PROBLEM TO SOLVE
Copy the lines holding the word "SKIPPING", all of them.

[Stored data]
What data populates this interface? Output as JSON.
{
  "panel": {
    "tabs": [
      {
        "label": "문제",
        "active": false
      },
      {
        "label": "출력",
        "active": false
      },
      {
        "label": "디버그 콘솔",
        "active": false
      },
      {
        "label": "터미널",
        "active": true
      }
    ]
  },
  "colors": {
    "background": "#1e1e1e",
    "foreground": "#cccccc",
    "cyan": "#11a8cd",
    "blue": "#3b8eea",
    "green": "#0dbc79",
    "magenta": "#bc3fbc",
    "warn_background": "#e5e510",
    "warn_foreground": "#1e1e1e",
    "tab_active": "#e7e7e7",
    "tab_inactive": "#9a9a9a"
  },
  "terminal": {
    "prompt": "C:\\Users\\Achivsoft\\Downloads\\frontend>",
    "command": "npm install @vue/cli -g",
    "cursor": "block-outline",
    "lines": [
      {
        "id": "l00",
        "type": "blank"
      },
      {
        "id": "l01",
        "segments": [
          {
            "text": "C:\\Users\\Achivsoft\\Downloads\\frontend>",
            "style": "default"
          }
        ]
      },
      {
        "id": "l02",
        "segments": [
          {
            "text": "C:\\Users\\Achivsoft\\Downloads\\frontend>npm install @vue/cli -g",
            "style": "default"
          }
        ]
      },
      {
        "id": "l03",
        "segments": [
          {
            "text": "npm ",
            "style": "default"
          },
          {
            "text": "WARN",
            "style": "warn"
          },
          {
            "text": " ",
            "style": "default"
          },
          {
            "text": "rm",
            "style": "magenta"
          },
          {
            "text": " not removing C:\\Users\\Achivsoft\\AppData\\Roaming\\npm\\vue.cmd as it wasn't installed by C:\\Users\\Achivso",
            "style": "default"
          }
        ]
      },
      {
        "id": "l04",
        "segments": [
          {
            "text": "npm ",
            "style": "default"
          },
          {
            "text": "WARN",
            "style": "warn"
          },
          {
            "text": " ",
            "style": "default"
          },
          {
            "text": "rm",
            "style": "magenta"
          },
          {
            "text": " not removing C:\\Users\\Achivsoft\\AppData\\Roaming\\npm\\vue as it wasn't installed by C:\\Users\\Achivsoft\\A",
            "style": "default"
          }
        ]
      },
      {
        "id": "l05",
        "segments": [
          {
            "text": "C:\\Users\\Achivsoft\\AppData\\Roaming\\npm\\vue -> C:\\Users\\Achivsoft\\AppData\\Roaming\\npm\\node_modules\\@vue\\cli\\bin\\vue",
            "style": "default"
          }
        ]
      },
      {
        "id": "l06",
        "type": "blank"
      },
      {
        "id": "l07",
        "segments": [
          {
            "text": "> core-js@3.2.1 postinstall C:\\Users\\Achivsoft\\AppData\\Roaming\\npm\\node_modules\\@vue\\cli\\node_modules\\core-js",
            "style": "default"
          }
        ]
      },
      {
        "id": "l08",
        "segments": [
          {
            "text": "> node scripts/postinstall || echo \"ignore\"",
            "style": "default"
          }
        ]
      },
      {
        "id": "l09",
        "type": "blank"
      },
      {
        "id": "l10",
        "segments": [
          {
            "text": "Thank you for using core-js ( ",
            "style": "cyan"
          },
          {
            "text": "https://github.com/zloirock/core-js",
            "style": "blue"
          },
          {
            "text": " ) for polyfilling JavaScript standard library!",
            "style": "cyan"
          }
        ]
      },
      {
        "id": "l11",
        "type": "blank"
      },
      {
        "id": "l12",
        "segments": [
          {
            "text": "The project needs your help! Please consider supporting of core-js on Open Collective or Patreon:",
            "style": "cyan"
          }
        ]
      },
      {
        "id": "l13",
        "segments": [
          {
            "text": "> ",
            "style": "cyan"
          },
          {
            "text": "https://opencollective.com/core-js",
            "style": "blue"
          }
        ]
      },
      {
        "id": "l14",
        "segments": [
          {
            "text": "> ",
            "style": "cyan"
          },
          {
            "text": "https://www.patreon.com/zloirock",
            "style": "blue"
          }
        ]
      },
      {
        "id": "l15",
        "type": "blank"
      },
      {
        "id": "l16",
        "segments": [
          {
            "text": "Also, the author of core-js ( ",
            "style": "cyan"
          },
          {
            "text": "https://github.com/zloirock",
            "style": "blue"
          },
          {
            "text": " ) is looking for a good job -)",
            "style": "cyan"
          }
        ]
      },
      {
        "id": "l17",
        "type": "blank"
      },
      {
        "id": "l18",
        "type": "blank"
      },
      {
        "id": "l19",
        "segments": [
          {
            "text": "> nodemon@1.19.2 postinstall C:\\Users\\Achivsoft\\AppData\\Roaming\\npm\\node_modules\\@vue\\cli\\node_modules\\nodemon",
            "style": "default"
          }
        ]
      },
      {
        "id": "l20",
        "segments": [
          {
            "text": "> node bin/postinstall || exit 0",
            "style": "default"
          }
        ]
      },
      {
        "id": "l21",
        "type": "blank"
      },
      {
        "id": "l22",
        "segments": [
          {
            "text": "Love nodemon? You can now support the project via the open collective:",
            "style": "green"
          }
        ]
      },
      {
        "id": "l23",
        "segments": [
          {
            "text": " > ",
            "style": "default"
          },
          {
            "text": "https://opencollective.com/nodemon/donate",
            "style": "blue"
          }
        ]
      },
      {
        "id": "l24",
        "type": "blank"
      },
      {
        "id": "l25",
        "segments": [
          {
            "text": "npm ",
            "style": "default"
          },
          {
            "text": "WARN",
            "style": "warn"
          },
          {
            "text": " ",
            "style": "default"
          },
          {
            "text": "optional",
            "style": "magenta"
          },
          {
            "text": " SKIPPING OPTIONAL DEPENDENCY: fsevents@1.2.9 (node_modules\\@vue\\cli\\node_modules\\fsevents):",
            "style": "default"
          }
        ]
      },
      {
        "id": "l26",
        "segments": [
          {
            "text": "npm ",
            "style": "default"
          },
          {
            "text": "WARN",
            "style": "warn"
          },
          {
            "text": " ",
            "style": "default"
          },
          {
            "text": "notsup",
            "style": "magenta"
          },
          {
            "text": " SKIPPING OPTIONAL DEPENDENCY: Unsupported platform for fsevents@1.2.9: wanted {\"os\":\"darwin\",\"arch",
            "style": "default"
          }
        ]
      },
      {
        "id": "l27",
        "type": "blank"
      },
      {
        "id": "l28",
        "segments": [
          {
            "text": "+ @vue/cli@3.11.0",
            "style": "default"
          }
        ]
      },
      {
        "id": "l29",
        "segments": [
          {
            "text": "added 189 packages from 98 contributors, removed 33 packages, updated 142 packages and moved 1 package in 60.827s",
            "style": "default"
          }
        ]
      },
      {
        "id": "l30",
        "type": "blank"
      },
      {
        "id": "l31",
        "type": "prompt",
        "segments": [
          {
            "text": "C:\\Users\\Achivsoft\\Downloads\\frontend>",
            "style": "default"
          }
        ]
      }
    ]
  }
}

ANSWER TO THE PROBLEM
            "text": " SKIPPING OPTIONAL DEPENDENCY: fsevents@1.2.9 (node_modules\\@vue\\cli\\node_modules\\fsevents):",
            "text": " SKIPPING OPTIONAL DEPENDENCY: Unsupported platform for fsevents@1.2.9: wanted {\"os\":\"darwin\",\"arch",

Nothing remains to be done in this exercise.